INSTRUÇÕES DO EXERCÍCIO:
1. Transcreva do texto sobre racismo no Brasil o trecho que começa em "O ativista também" e termina em "estudantes de Direito.".
2. No texto sobre racismo no Brasil, segundo a fala do ativista, o que a Parada LGBTQIA+ tem e a marcha do movimento negro não recebe? Enumere todos os itens.
3. Dê continuidade ao texto sobre racismo no Brasil a partir do ponto em que ele termina.

───── TEXTO DA PÁGINA ─────

Julião destacou que o racismo no Brasil está profundamente enraizado, desde a escravidão. Ele explicou como o período escravocrata criou a base do racismo estrutural, que ainda persiste ajustado às dinâmicas contemporâneas. “Mesmo após a abolição, o racismo não acabou; ele se manteve e se reorganizou”, afirmou. Segundo ele, apesar de avanços pontuais, como políticas públicas iniciadas no primeiro governo Lula, os desafios permanecem enormes.
O ativista também alertou sobre o aumento da expressão aberta do racismo nos últimos anos, que, para ele, ganhou força durante o governo de Jair Bolsonaro. “Antes, as pessoas tinham vergonha de se declarar racistas. Hoje, é diferente. Veja os atos racistas como aquele nos jogos universitários da PUC. Isso era inimaginável anos atrás”, exemplificou, citando episódio desta semana envolvendo estudantes de Direito.
A violência e o recorte racial
Outro ponto central da análise de Vieira foi a relação entre racismo e segurança pública. Ele ressaltou a violência policial desproporcional contra a população negra e o aumento de homicídios entre mulheres negras, enquanto o índice diminui entre mulheres brancas. “A polícia está desqualificada, e quem mais sofre é o povo negro. Crianças, adolescentes, jovens trabalhadores negros são assassinados, e isso precisa mudar”, denunciou.
Julião também abordou a realidade dos moradores de rua, destacando que a maioria é composta por pessoas negras, vítimas de um ciclo de exclusão social e econômica. Para ele, a inclusão passa por políticas que atendam às necessidades dessa população marginalizada.
Ao avaliar os resultados das últimas eleições municipais, Vieira apontou o crescimento no número de candidaturas negras, mas destacou que esse aumento não se traduziu em maior representatividade nos eleitos. “Há problemas estruturais, como financiamento de campanhas e a própria estrutura partidária, que limitam esse avanço”, afirmou. No entanto, ele reconheceu o crescimento da adesão de brancos à luta antirracista como um passo importante, embora insuficiente.
Falta visibilidade ao movimento negro
O ativista comparou a cobertura e o apoio público dados à Marcha da Consciência Negra e à Parada LGBTQIA+. Segundo ele, a falta de investimentos e apoio ao movimento negro reflete desigualdades estruturais. “A Parada LGBTQIA+ tem investimentos milionários, hotéis lotados e ampla divulgação. Já a marcha do movimento negro não recebe o mesmo tratamento. Isso mostra a diferença nos espaços de poder e decisão”, criticou.
Para Julião, o combate ao racismo no Brasil exige mais do que reflexão. É preciso ação e comprometimento. Ele acredita que, apesar de avanços, como o aumento da adesão à luta racial, ainda há limitações tanto nos movimentos progressistas quanto na sociedade em geral. “Precisamos incluir o negro em todos os setores e criar estratégias mais efetivas. A pesquisa é importante, mas precisamos de caminhos concretos”, concluiu.

───── DADOS EXTRAÍDOS ─────

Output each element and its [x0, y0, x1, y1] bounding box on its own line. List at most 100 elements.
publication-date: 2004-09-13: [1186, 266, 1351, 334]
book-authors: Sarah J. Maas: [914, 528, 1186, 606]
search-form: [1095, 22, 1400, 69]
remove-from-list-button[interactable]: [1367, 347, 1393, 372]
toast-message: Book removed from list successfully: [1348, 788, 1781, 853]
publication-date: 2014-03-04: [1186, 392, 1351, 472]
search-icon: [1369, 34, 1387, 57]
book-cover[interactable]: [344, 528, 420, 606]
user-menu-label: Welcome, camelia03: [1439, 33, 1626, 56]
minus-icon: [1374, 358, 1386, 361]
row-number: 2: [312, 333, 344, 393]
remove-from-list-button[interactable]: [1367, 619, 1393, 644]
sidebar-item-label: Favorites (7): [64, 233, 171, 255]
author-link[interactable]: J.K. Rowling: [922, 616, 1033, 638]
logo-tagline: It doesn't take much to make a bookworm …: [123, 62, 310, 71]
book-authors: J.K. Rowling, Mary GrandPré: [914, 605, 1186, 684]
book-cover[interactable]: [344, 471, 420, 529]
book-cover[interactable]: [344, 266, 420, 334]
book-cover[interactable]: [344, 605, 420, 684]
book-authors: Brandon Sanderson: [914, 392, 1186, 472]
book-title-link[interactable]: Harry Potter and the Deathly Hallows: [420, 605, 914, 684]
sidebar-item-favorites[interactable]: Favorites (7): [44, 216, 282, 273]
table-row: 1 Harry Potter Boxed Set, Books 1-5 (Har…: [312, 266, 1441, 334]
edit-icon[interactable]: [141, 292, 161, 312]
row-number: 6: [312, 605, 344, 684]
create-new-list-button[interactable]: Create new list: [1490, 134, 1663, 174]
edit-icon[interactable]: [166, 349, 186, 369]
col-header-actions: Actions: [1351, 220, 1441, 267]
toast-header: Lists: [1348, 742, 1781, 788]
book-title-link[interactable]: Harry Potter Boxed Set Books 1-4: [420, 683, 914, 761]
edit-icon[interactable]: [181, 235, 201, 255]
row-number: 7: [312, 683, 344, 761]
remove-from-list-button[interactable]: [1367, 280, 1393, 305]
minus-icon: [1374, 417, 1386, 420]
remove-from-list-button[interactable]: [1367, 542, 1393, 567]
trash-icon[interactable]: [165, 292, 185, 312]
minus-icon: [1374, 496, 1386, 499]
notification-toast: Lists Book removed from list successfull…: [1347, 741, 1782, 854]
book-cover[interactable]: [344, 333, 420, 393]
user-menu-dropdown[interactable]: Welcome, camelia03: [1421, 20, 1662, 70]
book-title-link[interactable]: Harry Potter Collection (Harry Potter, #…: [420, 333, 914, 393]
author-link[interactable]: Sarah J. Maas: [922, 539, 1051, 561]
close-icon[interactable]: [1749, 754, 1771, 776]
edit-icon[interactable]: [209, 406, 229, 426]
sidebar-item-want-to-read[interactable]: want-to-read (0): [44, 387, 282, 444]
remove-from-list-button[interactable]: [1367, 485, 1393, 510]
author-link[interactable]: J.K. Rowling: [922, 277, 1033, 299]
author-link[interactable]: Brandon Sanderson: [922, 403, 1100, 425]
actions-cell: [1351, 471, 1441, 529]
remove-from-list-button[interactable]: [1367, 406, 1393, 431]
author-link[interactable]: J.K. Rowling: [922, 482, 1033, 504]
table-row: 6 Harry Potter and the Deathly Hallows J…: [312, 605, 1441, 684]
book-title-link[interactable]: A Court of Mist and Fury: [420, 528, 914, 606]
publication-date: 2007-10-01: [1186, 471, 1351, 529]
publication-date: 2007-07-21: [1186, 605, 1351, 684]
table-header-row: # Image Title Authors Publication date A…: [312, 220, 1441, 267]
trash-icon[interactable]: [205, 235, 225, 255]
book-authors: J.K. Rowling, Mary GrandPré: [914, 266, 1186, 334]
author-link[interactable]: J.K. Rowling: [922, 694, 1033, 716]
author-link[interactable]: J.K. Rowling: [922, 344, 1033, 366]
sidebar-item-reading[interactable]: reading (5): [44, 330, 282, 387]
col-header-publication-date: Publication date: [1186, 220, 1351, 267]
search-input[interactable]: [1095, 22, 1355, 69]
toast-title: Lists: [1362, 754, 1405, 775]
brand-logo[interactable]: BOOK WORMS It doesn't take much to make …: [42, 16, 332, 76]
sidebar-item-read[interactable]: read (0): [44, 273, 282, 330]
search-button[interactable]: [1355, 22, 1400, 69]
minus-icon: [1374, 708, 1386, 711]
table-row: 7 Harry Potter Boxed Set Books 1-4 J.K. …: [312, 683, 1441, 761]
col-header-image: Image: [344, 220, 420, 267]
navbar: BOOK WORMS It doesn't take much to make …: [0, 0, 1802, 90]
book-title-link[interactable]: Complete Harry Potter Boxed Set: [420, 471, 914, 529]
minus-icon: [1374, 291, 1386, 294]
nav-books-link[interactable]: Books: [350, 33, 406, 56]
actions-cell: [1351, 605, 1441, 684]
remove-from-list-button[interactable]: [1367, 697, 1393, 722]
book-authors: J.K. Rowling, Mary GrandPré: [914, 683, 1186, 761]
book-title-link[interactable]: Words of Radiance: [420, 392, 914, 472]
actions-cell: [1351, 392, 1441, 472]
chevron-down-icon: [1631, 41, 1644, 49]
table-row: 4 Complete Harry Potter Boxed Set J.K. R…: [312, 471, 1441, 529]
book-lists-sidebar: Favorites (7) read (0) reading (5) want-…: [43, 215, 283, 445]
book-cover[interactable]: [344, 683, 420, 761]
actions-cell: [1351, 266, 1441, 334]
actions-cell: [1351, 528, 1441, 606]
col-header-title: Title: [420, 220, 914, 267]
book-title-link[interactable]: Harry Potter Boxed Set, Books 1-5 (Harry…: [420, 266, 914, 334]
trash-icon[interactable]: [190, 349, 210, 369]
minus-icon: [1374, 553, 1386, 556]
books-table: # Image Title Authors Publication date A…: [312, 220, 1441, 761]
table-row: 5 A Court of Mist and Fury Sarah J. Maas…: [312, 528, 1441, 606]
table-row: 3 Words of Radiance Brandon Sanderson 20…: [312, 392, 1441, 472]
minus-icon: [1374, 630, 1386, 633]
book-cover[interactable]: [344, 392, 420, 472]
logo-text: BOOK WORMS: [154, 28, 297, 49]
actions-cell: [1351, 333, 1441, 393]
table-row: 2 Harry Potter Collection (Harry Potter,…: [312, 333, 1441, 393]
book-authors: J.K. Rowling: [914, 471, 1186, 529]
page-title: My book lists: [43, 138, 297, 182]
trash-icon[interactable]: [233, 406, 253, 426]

─────

TAREFAS RESOLVIDAS:
1.
O ativista também alertou sobre o aumento da expressão aberta do racismo nos últimos anos, que, para ele, ganhou força durante o governo de Jair Bolsonaro. “Antes, as pessoas tinham vergonha de se declarar racistas. Hoje, é diferente. Veja os atos racistas como aquele nos jogos universitários da PUC. Isso era inimaginável anos atrás”, exemplificou, citando episódio desta semana envolvendo estudantes de Direito.

2. Investimentos milionários, hotéis lotados e ampla divulgação.

3.
Julião encerrou destacando a urgência de fortalecer a luta pela igualdade racial, convidando a sociedade a refletir e agir de forma mais contundente. “O racismo é uma chaga no Brasil, e só será superado com educação, políticas públicas e mobilização coletiva.”
Outras pesquisas e as contradições de percepção
Dados recentes de pesquisas realizadas por diferentes institutos mostram um avanço significativo no reconhecimento do racismo como um problema estrutural no Brasil, mas também destacam dificuldades em identificar e enfrentar práticas discriminatórias. A maior contradição que comparece em todas elas é o fato de uma admissão de racismo generalizado na sociedade não vir acompanhado de uma admissão pessoal do racismo. Se a maioria acredita que a maioria é racista, no entanto, nenhum entrevistado se assume como tal.
De acordo com levantamento do Datafolha, 59% dos brasileiros acreditam que a maior parte da população é racista, e outros 5% dizem que todos são racistas. Já a pesquisa Ipec, encomendada pelo Instituto de Referência Negra Peregum e pelo Projeto Seta, divulgada em agosto de 2023, aponta que 60% concordam plenamente que o Brasil é um país racista, enquanto 21% concordam em parte.
Ambas as pesquisas também destacam que o racismo é percebido como um fator determinante de desigualdade no Brasil. O estudo do Ipec aponta que 44% identificam raça, cor e etnia como os principais marcadores sociais de desigualdade, enquanto 29% mencionam a classe social como fator preponderante.
Diferenças entre percepções individuais e reconhecimento coletivo
Embora a maioria reconheça o racismo no Brasil, poucos admitem praticá-lo ou presenciá-lo em seus círculos sociais. Segundo o Ipec, apenas 11% dos entrevistados admitem atitudes racistas, e 10% dizem trabalhar em instituições racistas. Entretanto, 51% afirmam já ter presenciado atos de racismo, e 46% dizem conviver com vítimas dessa prática.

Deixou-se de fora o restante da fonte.